• **What this task involves**
How many lines of these records hold the string "trong"? Reply with the number alone.

*** Records for processing ***

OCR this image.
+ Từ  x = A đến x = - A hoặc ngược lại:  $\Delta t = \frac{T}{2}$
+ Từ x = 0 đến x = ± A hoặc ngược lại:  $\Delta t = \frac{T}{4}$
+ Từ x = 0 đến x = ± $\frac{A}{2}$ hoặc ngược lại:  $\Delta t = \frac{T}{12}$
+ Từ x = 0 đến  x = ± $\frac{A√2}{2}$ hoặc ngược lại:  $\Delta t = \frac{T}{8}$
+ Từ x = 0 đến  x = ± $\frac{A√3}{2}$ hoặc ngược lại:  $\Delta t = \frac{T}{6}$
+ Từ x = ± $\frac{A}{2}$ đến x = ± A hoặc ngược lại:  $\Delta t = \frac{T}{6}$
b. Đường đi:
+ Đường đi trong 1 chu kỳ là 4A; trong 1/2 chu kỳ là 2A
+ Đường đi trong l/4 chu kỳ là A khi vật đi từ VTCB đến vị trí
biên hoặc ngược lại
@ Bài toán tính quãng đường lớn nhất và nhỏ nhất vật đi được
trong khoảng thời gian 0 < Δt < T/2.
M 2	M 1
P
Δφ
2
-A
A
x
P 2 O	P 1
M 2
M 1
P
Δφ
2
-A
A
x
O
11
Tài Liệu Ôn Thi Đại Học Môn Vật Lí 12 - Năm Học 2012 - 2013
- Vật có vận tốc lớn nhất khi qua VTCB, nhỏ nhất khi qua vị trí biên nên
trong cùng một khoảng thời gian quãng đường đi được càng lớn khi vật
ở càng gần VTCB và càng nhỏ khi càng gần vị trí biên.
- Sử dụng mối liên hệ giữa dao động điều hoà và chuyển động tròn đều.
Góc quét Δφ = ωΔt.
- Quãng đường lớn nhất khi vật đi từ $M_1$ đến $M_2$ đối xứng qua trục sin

***

• **Written reply**
4